--- YOUR OBJECTIVE ---
Could you copy out the film review excerpt starting at "Towards the end" and ending at "own special creation.", swapping out "elegy" for "tribute"?

The film also tells of her relationship with Jeremiah Newton, a friend younger than Candy with no noticeable means of support but who appeared to be more grounded than she was and who seems to have devoted his life since her death to keeping her flame alive. The film follows his arranging for Candy's ashes to finally be interred in a quiet cemetery - along with his mother's ashes and with a space for him too. It sounds vaguely creepy but he appears to be a kind soul and his devotion to his friend is touching. Again, one wonders what the years have allowed to be forgotten.After Candy's death Jeremiah went to see her mother who gave him permission to take away the old diaries and possessions she had saved. With promises that he could come and collect the rest, Jeremiah left with what he could carry. A few weeks later he contacted Candy's mother about another visit - to find she had burnt everything. She had been worried about her homophobic new husband finding out about her Jimmy. It never ends....
Luckily Jeremiah had these diaries as they provide the real voice of Candy among the conflicting views of her. Read by Chloe Sevigny, the excerpts provide a surprisingly perceptive voice to the endless photographs - and make you realise how self-aware Candy was and how even during the manic, busy years when she was a New York face, she was aware of the strange dichotomies that the glamour was hiding.Who knows what the world lost when Candy succumbed to Lymphoma all those years ago? What we do know was lost was the inspiration for a few Lou Reed songs, a fascinating persona that was the inspiration for some great photographs taken by the likes of Beaton, Mapplethorpe and Scavullo and an actress who, according to Julie Newmar - WOW! - had the possibility of being nurtured into being a fine performer given the right director and project - Candy had after all appeared in the 1972 debut production of Tennessee Williams' SMALL CRAFT WARNINGS in New York. Indeed this was only one of several off-Broadway productions she appeared in, such as starring in a Jackie Curtis play in 1968 supported by a 25 year-old Robert de Niro!Oddly not addressed in the film is the conjecture that Candy's illness was exacerbated by the dodgy hormones she had taken for years. There is a passing reference to what she used to take but it is lost in the mix.
Towards the end of the film, the rostrum camera pans up some photos of the teenage Jimmy Slattery taken in a photo booth and in the top one he has drawn a full flip hairdo over his own hair... it's undeniably poignant especially coming so soon after the famous photographs of Candy dying in hospital - playing the role till the end.
If the film gets any sort of distribution I would urge you to see this fascinating and thought-provoking elegy to friendship and the courage and tenacity it takes to be your own special creation.

--- GIVEN INFORMATION ---
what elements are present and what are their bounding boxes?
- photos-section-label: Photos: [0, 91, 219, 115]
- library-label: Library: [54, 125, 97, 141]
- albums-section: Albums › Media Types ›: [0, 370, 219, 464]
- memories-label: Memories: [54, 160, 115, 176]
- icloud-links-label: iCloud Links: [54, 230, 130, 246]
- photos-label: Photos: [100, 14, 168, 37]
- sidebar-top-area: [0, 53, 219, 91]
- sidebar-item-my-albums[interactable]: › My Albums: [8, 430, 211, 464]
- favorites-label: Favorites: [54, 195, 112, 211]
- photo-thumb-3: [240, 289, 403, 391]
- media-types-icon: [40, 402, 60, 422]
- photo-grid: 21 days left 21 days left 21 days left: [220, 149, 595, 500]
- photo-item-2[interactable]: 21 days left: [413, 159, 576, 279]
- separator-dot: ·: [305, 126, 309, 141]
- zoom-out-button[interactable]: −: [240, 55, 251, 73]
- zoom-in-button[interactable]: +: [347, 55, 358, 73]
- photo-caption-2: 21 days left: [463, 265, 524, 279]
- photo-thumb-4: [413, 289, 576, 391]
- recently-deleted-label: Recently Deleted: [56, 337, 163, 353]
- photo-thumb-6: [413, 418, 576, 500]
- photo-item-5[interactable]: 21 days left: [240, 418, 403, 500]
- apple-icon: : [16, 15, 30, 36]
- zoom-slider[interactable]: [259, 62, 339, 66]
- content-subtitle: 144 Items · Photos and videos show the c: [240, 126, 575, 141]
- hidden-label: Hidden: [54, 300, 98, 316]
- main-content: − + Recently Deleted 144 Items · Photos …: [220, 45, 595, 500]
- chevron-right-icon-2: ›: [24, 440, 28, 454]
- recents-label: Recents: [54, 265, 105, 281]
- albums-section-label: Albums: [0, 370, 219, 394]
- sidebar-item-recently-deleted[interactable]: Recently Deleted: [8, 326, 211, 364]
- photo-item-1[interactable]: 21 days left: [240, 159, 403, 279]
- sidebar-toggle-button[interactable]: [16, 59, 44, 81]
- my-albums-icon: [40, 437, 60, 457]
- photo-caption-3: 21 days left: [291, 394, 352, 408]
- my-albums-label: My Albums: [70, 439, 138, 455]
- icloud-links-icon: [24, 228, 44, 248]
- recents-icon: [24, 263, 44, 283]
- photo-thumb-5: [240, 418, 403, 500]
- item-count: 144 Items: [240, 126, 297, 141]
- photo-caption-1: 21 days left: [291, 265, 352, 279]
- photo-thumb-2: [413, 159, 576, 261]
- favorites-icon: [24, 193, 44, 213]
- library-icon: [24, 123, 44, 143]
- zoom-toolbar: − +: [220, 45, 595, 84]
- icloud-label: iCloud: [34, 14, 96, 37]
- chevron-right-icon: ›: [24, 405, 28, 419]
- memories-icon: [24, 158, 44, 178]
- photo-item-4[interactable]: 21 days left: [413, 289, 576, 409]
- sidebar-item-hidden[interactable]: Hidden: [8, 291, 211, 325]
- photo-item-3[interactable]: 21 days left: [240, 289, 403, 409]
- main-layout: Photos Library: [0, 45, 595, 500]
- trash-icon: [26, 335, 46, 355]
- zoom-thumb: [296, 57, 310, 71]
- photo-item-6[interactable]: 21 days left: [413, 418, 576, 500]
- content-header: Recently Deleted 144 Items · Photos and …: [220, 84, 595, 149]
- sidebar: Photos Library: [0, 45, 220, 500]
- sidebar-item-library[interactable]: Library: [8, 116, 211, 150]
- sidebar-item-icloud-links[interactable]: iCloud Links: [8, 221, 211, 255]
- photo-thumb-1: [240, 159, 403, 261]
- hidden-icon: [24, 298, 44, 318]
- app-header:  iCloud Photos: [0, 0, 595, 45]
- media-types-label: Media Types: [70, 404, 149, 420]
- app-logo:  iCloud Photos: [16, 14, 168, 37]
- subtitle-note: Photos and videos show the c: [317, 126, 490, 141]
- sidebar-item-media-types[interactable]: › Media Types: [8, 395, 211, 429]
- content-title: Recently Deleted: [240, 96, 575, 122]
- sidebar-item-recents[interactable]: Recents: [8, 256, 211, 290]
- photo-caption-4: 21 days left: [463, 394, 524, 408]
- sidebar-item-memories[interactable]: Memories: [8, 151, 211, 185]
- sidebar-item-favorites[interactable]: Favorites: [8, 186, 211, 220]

--- RESULT FOR THIS TASK ---
Towards the end of the film, the rostrum camera pans up some photos of the teenage Jimmy Slattery taken in a photo booth and in the top one he has drawn a full flip hairdo over his own hair... it's undeniably poignant especially coming so soon after the famous photographs of Candy dying in hospital - playing the role till the end.
If the film gets any sort of distribution I would urge you to see this fascinating and thought-provoking tribute to friendship and the courage and tenacity it takes to be your own special creation.